-- Begin Supplied entries --
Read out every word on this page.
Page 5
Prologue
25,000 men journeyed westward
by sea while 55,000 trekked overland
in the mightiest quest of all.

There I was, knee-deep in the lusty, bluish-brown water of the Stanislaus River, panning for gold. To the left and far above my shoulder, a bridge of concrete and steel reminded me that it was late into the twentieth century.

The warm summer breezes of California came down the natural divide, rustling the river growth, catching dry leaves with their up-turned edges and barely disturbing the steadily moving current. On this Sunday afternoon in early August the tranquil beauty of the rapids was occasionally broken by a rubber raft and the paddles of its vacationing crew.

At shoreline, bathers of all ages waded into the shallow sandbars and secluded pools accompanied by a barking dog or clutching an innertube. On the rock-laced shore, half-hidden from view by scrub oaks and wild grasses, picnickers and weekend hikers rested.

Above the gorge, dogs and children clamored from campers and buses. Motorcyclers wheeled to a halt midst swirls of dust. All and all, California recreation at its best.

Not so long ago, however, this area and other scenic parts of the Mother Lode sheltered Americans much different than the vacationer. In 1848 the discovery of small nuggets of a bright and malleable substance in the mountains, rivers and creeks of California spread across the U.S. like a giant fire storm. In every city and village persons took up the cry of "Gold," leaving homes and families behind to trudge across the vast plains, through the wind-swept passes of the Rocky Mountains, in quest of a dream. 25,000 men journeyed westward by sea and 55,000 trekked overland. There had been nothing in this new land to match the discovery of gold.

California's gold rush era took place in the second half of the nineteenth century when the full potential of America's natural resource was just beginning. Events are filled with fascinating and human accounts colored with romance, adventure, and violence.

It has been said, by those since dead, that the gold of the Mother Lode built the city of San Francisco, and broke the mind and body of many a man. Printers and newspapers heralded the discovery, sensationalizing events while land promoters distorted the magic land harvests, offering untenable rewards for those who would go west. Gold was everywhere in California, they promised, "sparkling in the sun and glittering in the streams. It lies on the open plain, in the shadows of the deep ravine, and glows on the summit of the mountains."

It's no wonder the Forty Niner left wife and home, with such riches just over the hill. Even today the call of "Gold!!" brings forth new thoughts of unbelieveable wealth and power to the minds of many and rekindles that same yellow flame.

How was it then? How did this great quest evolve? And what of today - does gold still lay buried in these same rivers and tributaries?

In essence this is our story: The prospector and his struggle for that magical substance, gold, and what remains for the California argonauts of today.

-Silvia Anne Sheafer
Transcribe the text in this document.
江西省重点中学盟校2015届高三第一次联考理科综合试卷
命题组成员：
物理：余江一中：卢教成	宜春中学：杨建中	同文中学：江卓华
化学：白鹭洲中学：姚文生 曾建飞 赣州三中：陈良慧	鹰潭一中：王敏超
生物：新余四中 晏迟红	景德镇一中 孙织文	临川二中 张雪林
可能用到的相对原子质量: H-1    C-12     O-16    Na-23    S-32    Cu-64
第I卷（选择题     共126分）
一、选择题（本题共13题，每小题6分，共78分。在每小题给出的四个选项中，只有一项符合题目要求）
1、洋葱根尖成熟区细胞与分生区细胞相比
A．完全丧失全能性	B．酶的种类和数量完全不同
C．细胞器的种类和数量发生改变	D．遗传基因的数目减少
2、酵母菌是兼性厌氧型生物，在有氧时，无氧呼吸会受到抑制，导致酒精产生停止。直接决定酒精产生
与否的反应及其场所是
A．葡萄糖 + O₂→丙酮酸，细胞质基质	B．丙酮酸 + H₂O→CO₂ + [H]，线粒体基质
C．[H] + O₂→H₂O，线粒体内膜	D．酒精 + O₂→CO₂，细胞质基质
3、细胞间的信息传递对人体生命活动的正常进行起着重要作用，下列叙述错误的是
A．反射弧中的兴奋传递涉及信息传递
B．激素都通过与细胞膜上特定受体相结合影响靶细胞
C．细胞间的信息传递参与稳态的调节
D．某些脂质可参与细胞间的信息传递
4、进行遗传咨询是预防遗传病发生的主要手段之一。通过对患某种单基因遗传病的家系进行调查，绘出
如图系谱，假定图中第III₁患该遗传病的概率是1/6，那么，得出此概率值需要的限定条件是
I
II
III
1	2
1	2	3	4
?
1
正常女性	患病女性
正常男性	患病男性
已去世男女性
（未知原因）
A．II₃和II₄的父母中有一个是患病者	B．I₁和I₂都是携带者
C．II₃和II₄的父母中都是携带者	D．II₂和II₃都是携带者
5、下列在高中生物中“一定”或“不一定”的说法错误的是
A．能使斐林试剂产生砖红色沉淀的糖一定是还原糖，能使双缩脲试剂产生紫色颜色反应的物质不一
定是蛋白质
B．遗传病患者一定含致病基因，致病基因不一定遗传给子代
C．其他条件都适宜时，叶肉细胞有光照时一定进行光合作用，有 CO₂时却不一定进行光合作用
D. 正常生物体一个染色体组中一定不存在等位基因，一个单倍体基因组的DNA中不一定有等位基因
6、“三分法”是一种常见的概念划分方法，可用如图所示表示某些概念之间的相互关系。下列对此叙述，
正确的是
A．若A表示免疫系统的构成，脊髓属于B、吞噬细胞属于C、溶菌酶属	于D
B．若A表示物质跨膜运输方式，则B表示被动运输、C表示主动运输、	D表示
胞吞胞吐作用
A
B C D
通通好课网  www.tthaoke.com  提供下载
-- End Supplied entries --
Prompt = Return every line of the material exactly.

Correct answer =
Read out every word on this page.
Page 5
Prologue
25,000 men journeyed westward
by sea while 55,000 trekked overland
in the mightiest quest of all.

There I was, knee-deep in the lusty, bluish-brown water of the Stanislaus River, panning for gold. To the left and far above my shoulder, a bridge of concrete and steel reminded me that it was late into the twentieth century.

The warm summer breezes of California came down the natural divide, rustling the river growth, catching dry leaves with their up-turned edges and barely disturbing the steadily moving current. On this Sunday afternoon in early August the tranquil beauty of the rapids was occasionally broken by a rubber raft and the paddles of its vacationing crew.

At shoreline, bathers of all ages waded into the shallow sandbars and secluded pools accompanied by a barking dog or clutching an innertube. On the rock-laced shore, half-hidden from view by scrub oaks and wild grasses, picnickers and weekend hikers rested.

Above the gorge, dogs and children clamored from campers and buses. Motorcyclers wheeled to a halt midst swirls of dust. All and all, California recreation at its best.

Not so long ago, however, this area and other scenic parts of the Mother Lode sheltered Americans much different than the vacationer. In 1848 the discovery of small nuggets of a bright and malleable substance in the mountains, rivers and creeks of California spread across the U.S. like a giant fire storm. In every city and village persons took up the cry of "Gold," leaving homes and families behind to trudge across the vast plains, through the wind-swept passes of the Rocky Mountains, in quest of a dream. 25,000 men journeyed westward by sea and 55,000 trekked overland. There had been nothing in this new land to match the discovery of gold.

California's gold rush era took place in the second half of the nineteenth century when the full potential of America's natural resource was just beginning. Events are filled with fascinating and human accounts colored with romance, adventure, and violence.

It has been said, by those since dead, that the gold of the Mother Lode built the city of San Francisco, and broke the mind and body of many a man. Printers and newspapers heralded the discovery, sensationalizing events while land promoters distorted the magic land harvests, offering untenable rewards for those who would go west. Gold was everywhere in California, they promised, "sparkling in the sun and glittering in the streams. It lies on the open plain, in the shadows of the deep ravine, and glows on the summit of the mountains."

It's no wonder the Forty Niner left wife and home, with such riches just over the hill. Even today the call of "Gold!!" brings forth new thoughts of unbelieveable wealth and power to the minds of many and rekindles that same yellow flame.

How was it then? How did this great quest evolve? And what of today - does gold still lay buried in these same rivers and tributaries?

In essence this is our story: The prospector and his struggle for that magical substance, gold, and what remains for the California argonauts of today.

-Silvia Anne Sheafer
Transcribe the text in this document.
江西省重点中学盟校2015届高三第一次联考理科综合试卷
命题组成员：
物理：余江一中：卢教成	宜春中学：杨建中	同文中学：江卓华
化学：白鹭洲中学：姚文生 曾建飞 赣州三中：陈良慧	鹰潭一中：王敏超
生物：新余四中 晏迟红	景德镇一中 孙织文	临川二中 张雪林
可能用到的相对原子质量: H-1    C-12     O-16    Na-23    S-32    Cu-64
第I卷（选择题     共126分）
一、选择题（本题共13题，每小题6分，共78分。在每小题给出的四个选项中，只有一项符合题目要求）
1、洋葱根尖成熟区细胞与分生区细胞相比
A．完全丧失全能性	B．酶的种类和数量完全不同
C．细胞器的种类和数量发生改变	D．遗传基因的数目减少
2、酵母菌是兼性厌氧型生物，在有氧时，无氧呼吸会受到抑制，导致酒精产生停止。直接决定酒精产生
与否的反应及其场所是
A．葡萄糖 + O₂→丙酮酸，细胞质基质	B．丙酮酸 + H₂O→CO₂ + [H]，线粒体基质
C．[H] + O₂→H₂O，线粒体内膜	D．酒精 + O₂→CO₂，细胞质基质
3、细胞间的信息传递对人体生命活动的正常进行起着重要作用，下列叙述错误的是
A．反射弧中的兴奋传递涉及信息传递
B．激素都通过与细胞膜上特定受体相结合影响靶细胞
C．细胞间的信息传递参与稳态的调节
D．某些脂质可参与细胞间的信息传递
4、进行遗传咨询是预防遗传病发生的主要手段之一。通过对患某种单基因遗传病的家系进行调查，绘出
如图系谱，假定图中第III₁患该遗传病的概率是1/6，那么，得出此概率值需要的限定条件是
I
II
III
1	2
1	2	3	4
?
1
正常女性	患病女性
正常男性	患病男性
已去世男女性
（未知原因）
A．II₃和II₄的父母中有一个是患病者	B．I₁和I₂都是携带者
C．II₃和II₄的父母中都是携带者	D．II₂和II₃都是携带者
5、下列在高中生物中“一定”或“不一定”的说法错误的是
A．能使斐林试剂产生砖红色沉淀的糖一定是还原糖，能使双缩脲试剂产生紫色颜色反应的物质不一
定是蛋白质
B．遗传病患者一定含致病基因，致病基因不一定遗传给子代
C．其他条件都适宜时，叶肉细胞有光照时一定进行光合作用，有 CO₂时却不一定进行光合作用
D. 正常生物体一个染色体组中一定不存在等位基因，一个单倍体基因组的DNA中不一定有等位基因
6、“三分法”是一种常见的概念划分方法，可用如图所示表示某些概念之间的相互关系。下列对此叙述，
正确的是
A．若A表示免疫系统的构成，脊髓属于B、吞噬细胞属于C、溶菌酶属	于D
B．若A表示物质跨膜运输方式，则B表示被动运输、C表示主动运输、	D表示
胞吞胞吐作用
A
B C D
通通好课网  www.tthaoke.com  提供下载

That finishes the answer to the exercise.